* _Given task_
Repeat every record below exactly as written.

::::

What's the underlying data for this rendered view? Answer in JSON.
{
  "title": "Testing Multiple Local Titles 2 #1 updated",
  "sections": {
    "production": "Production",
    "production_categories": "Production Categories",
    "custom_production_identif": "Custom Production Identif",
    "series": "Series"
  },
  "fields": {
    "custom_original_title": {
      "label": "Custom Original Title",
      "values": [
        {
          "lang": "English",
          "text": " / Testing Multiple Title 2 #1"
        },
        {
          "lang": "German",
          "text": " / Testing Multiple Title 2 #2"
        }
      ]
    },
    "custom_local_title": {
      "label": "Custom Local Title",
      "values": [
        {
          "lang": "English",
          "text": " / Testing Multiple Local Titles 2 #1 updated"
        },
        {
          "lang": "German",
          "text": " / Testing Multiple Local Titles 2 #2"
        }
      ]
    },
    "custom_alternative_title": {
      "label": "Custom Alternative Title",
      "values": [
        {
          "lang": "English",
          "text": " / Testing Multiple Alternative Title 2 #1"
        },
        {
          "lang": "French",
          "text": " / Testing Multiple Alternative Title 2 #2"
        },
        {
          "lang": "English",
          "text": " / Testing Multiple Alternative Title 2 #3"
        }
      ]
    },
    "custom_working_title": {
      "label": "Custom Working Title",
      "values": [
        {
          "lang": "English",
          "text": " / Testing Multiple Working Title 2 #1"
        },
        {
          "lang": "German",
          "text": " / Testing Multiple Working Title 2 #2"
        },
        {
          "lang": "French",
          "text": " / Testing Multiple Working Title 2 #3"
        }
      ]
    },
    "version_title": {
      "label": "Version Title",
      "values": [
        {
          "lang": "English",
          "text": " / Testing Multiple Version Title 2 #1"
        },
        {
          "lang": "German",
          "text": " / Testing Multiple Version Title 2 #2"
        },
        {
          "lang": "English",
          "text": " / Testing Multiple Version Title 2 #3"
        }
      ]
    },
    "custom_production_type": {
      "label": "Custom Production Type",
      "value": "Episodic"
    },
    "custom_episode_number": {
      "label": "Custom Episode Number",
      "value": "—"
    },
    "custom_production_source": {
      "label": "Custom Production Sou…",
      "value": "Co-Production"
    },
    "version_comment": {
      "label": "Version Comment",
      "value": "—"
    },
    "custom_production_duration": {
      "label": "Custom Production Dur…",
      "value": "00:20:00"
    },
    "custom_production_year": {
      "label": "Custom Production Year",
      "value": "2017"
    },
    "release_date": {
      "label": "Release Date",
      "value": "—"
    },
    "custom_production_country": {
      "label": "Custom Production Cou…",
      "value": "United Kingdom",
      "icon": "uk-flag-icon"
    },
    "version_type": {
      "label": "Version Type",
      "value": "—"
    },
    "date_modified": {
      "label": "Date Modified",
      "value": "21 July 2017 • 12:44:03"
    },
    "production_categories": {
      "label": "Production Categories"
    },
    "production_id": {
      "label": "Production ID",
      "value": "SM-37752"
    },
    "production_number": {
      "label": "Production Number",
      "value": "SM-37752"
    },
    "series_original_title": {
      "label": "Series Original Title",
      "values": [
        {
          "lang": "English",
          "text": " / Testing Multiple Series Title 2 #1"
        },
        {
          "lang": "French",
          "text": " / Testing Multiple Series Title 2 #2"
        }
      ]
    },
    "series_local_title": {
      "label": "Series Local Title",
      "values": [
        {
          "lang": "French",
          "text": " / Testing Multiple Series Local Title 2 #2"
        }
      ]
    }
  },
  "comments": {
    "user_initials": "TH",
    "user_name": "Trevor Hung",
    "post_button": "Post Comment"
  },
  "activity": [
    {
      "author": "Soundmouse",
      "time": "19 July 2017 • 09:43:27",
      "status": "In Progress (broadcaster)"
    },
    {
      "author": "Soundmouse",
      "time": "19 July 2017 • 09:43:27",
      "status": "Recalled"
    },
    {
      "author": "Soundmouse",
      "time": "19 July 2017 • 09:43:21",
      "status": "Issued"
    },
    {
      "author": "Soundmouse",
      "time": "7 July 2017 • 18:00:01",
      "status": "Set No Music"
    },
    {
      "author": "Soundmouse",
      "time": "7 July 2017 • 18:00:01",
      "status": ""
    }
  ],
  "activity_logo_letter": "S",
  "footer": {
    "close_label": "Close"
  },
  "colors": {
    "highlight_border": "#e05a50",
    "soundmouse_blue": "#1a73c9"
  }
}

::::

* _Exercise result_
What's the underlying data for this rendered view? Answer in JSON.
{
  "title": "Testing Multiple Local Titles 2 #1 updated",
  "sections": {
    "production": "Production",
    "production_categories": "Production Categories",
    "custom_production_identif": "Custom Production Identif",
    "series": "Series"
  },
  "fields": {
    "custom_original_title": {
      "label": "Custom Original Title",
      "values": [
        {
          "lang": "English",
          "text": " / Testing Multiple Title 2 #1"
        },
        {
          "lang": "German",
          "text": " / Testing Multiple Title 2 #2"
        }
      ]
    },
    "custom_local_title": {
      "label": "Custom Local Title",
      "values": [
        {
          "lang": "English",
          "text": " / Testing Multiple Local Titles 2 #1 updated"
        },
        {
          "lang": "German",
          "text": " / Testing Multiple Local Titles 2 #2"
        }
      ]
    },
    "custom_alternative_title": {
      "label": "Custom Alternative Title",
      "values": [
        {
          "lang": "English",
          "text": " / Testing Multiple Alternative Title 2 #1"
        },
        {
          "lang": "French",
          "text": " / Testing Multiple Alternative Title 2 #2"
        },
        {
          "lang": "English",
          "text": " / Testing Multiple Alternative Title 2 #3"
        }
      ]
    },
    "custom_working_title": {
      "label": "Custom Working Title",
      "values": [
        {
          "lang": "English",
          "text": " / Testing Multiple Working Title 2 #1"
        },
        {
          "lang": "German",
          "text": " / Testing Multiple Working Title 2 #2"
        },
        {
          "lang": "French",
          "text": " / Testing Multiple Working Title 2 #3"
        }
      ]
    },
    "version_title": {
      "label": "Version Title",
      "values": [
        {
          "lang": "English",
          "text": " / Testing Multiple Version Title 2 #1"
        },
        {
          "lang": "German",
          "text": " / Testing Multiple Version Title 2 #2"
        },
        {
          "lang": "English",
          "text": " / Testing Multiple Version Title 2 #3"
        }
      ]
    },
    "custom_production_type": {
      "label": "Custom Production Type",
      "value": "Episodic"
    },
    "custom_episode_number": {
      "label": "Custom Episode Number",
      "value": "—"
    },
    "custom_production_source": {
      "label": "Custom Production Sou…",
      "value": "Co-Production"
    },
    "version_comment": {
      "label": "Version Comment",
      "value": "—"
    },
    "custom_production_duration": {
      "label": "Custom Production Dur…",
      "value": "00:20:00"
    },
    "custom_production_year": {
      "label": "Custom Production Year",
      "value": "2017"
    },
    "release_date": {
      "label": "Release Date",
      "value": "—"
    },
    "custom_production_country": {
      "label": "Custom Production Cou…",
      "value": "United Kingdom",
      "icon": "uk-flag-icon"
    },
    "version_type": {
      "label": "Version Type",
      "value": "—"
    },
    "date_modified": {
      "label": "Date Modified",
      "value": "21 July 2017 • 12:44:03"
    },
    "production_categories": {
      "label": "Production Categories"
    },
    "production_id": {
      "label": "Production ID",
      "value": "SM-37752"
    },
    "production_number": {
      "label": "Production Number",
      "value": "SM-37752"
    },
    "series_original_title": {
      "label": "Series Original Title",
      "values": [
        {
          "lang": "English",
          "text": " / Testing Multiple Series Title 2 #1"
        },
        {
          "lang": "French",
          "text": " / Testing Multiple Series Title 2 #2"
        }
      ]
    },
    "series_local_title": {
      "label": "Series Local Title",
      "values": [
        {
          "lang": "French",
          "text": " / Testing Multiple Series Local Title 2 #2"
        }
      ]
    }
  },
  "comments": {
    "user_initials": "TH",
    "user_name": "Trevor Hung",
    "post_button": "Post Comment"
  },
  "activity": [
    {
      "author": "Soundmouse",
      "time": "19 July 2017 • 09:43:27",
      "status": "In Progress (broadcaster)"
    },
    {
      "author": "Soundmouse",
      "time": "19 July 2017 • 09:43:27",
      "status": "Recalled"
    },
    {
      "author": "Soundmouse",
      "time": "19 July 2017 • 09:43:21",
      "status": "Issued"
    },
    {
      "author": "Soundmouse",
      "time": "7 July 2017 • 18:00:01",
      "status": "Set No Music"
    },
    {
      "author": "Soundmouse",
      "time": "7 July 2017 • 18:00:01",
      "status": ""
    }
  ],
  "activity_logo_letter": "S",
  "footer": {
    "close_label": "Close"
  },
  "colors": {
    "highlight_border": "#e05a50",
    "soundmouse_blue": "#1a73c9"
  }
}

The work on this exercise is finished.